Report how many lines contain "의료법인삼광의료재단삼광의원"; state the number and nothing else.

Stored data entries
* * * * *

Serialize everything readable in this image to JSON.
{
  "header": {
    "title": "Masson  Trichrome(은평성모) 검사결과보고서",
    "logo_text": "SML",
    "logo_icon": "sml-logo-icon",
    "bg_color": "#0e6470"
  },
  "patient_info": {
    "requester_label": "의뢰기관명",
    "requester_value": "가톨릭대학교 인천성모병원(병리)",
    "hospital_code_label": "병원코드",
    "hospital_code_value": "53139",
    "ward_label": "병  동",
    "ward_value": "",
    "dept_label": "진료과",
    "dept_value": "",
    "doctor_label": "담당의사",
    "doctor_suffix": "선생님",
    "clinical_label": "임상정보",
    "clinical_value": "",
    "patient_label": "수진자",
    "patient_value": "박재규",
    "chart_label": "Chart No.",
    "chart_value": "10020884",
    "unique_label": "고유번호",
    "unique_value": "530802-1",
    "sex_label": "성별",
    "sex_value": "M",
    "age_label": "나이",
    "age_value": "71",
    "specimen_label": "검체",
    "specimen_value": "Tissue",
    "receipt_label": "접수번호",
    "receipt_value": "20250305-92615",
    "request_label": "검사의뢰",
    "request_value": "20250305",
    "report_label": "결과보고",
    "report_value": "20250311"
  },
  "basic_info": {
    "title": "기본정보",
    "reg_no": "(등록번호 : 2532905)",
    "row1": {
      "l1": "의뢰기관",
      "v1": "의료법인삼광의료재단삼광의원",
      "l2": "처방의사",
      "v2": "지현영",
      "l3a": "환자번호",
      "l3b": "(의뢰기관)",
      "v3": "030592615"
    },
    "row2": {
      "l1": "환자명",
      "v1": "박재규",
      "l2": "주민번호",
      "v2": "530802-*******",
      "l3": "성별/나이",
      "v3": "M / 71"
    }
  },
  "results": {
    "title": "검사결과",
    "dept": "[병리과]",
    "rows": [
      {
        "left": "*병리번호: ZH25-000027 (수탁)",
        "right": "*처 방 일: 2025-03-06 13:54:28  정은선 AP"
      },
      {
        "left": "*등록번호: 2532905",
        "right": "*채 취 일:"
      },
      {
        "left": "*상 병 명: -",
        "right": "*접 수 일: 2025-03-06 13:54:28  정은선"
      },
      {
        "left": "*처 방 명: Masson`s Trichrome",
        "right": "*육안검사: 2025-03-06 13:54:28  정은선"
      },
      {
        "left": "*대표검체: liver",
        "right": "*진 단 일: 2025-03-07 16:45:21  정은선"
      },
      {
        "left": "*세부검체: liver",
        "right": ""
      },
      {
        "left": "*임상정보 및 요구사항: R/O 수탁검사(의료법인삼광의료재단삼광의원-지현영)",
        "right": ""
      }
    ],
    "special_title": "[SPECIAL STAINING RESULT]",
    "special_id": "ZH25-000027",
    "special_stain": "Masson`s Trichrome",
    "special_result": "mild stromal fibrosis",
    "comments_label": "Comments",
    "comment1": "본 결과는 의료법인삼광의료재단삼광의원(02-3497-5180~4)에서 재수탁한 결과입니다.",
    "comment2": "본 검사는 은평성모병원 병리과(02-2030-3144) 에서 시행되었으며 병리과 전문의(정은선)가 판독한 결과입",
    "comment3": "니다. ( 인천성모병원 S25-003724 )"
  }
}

* * * * *

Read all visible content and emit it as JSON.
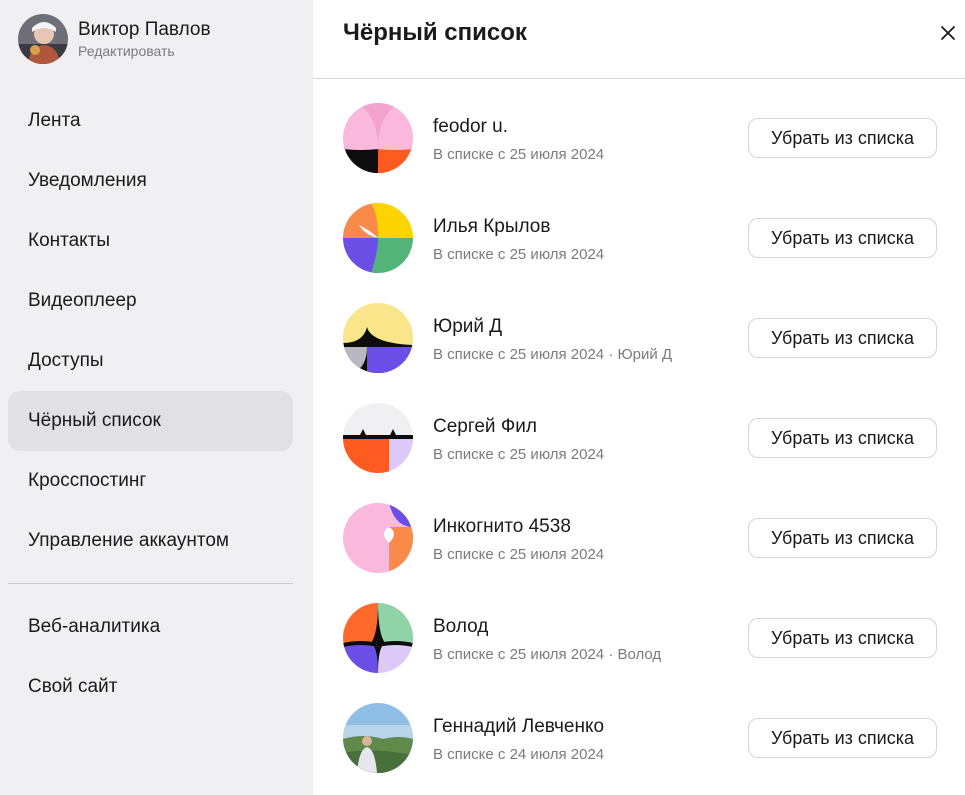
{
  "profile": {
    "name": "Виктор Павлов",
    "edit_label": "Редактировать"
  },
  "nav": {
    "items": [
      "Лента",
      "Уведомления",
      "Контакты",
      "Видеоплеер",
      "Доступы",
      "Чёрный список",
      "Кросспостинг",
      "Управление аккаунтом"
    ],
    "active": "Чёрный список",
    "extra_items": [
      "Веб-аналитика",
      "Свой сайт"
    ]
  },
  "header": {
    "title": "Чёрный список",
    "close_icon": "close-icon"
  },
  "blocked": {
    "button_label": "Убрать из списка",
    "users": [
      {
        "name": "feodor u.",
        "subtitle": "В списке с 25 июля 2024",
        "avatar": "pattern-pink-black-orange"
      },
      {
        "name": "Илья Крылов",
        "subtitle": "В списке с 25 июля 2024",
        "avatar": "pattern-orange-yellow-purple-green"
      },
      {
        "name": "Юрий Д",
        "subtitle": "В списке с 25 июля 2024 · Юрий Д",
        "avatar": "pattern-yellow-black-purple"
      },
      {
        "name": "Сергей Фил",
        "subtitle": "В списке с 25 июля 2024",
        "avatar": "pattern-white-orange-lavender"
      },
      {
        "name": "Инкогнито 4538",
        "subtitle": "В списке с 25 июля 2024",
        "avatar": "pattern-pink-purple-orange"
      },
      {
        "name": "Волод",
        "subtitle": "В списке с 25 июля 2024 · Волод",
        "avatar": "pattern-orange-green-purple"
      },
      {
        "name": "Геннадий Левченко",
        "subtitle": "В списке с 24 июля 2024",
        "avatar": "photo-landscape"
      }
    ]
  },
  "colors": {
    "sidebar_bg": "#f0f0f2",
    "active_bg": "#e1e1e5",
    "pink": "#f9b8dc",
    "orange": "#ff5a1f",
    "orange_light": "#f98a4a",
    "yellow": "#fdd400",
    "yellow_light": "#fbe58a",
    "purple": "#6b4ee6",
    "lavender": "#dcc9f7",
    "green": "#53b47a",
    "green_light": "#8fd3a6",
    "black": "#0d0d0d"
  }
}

* * * * *

**Answer to this exercise:** 3